Pictures do not belong in the copy; quote every entry below exactly.

*RECORDED INFORMATION*.
────────

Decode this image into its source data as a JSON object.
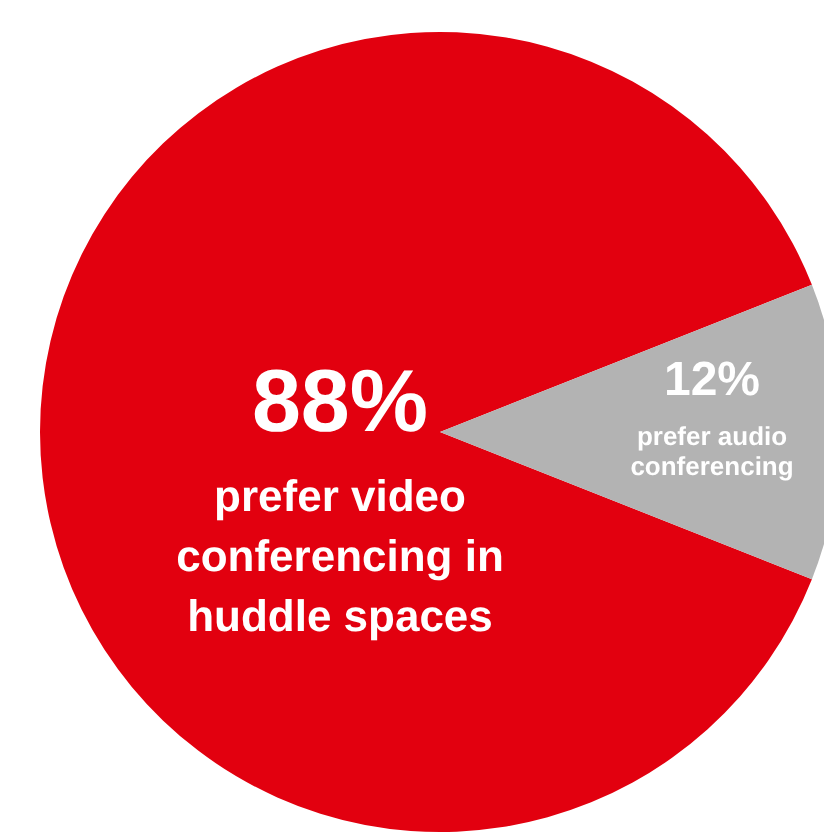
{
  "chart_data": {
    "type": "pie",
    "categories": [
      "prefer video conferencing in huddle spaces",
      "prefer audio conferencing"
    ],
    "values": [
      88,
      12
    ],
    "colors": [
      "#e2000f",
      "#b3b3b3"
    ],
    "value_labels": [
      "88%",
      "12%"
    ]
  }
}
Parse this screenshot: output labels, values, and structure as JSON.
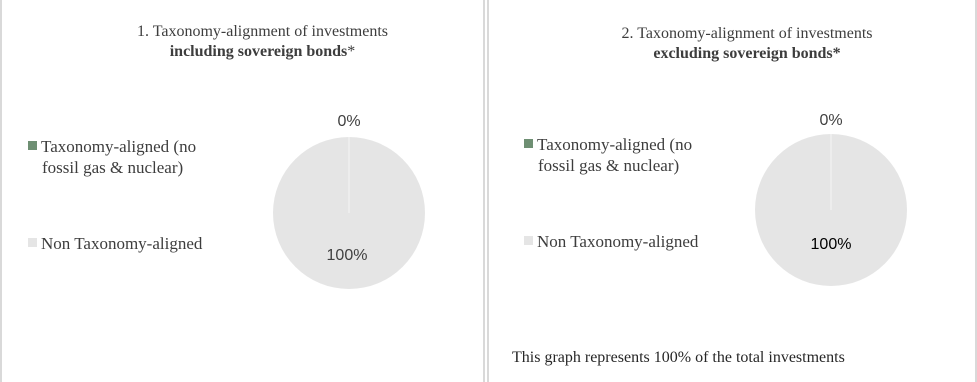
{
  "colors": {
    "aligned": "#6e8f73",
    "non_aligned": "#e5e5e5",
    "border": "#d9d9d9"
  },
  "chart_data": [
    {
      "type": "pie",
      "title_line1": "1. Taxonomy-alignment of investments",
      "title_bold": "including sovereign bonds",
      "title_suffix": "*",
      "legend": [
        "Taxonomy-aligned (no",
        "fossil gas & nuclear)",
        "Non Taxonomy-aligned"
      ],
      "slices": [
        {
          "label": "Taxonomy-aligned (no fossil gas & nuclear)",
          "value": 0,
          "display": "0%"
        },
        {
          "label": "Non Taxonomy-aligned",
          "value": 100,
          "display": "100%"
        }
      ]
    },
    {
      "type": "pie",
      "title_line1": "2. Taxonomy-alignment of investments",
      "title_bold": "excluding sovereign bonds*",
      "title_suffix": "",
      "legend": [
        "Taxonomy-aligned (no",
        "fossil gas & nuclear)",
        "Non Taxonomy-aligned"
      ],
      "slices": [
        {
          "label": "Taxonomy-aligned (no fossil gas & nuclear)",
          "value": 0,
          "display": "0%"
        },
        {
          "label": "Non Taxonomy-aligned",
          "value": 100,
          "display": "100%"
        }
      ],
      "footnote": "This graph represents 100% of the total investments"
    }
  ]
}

────────

*EXERCISE RESULT*.
Decode this image into its source data as a JSON object.
{
  "chart_data": {
    "type": "pie",
    "categories": [
      "prefer video conferencing in huddle spaces",
      "prefer audio conferencing"
    ],
    "values": [
      88,
      12
    ],
    "colors": [
      "#e2000f",
      "#b3b3b3"
    ],
    "value_labels": [
      "88%",
      "12%"
    ]
  }
}
Parse this screenshot: output labels, values, and structure as JSON.
{
  "colors": {
    "aligned": "#6e8f73",
    "non_aligned": "#e5e5e5",
    "border": "#d9d9d9"
  },
  "chart_data": [
    {
      "type": "pie",
      "title_line1": "1. Taxonomy-alignment of investments",
      "title_bold": "including sovereign bonds",
      "title_suffix": "*",
      "legend": [
        "Taxonomy-aligned (no",
        "fossil gas & nuclear)",
        "Non Taxonomy-aligned"
      ],
      "slices": [
        {
          "label": "Taxonomy-aligned (no fossil gas & nuclear)",
          "value": 0,
          "display": "0%"
        },
        {
          "label": "Non Taxonomy-aligned",
          "value": 100,
          "display": "100%"
        }
      ]
    },
    {
      "type": "pie",
      "title_line1": "2. Taxonomy-alignment of investments",
      "title_bold": "excluding sovereign bonds*",
      "title_suffix": "",
      "legend": [
        "Taxonomy-aligned (no",
        "fossil gas & nuclear)",
        "Non Taxonomy-aligned"
      ],
      "slices": [
        {
          "label": "Taxonomy-aligned (no fossil gas & nuclear)",
          "value": 0,
          "display": "0%"
        },
        {
          "label": "Non Taxonomy-aligned",
          "value": 100,
          "display": "100%"
        }
      ],
      "footnote": "This graph represents 100% of the total investments"
    }
  ]
}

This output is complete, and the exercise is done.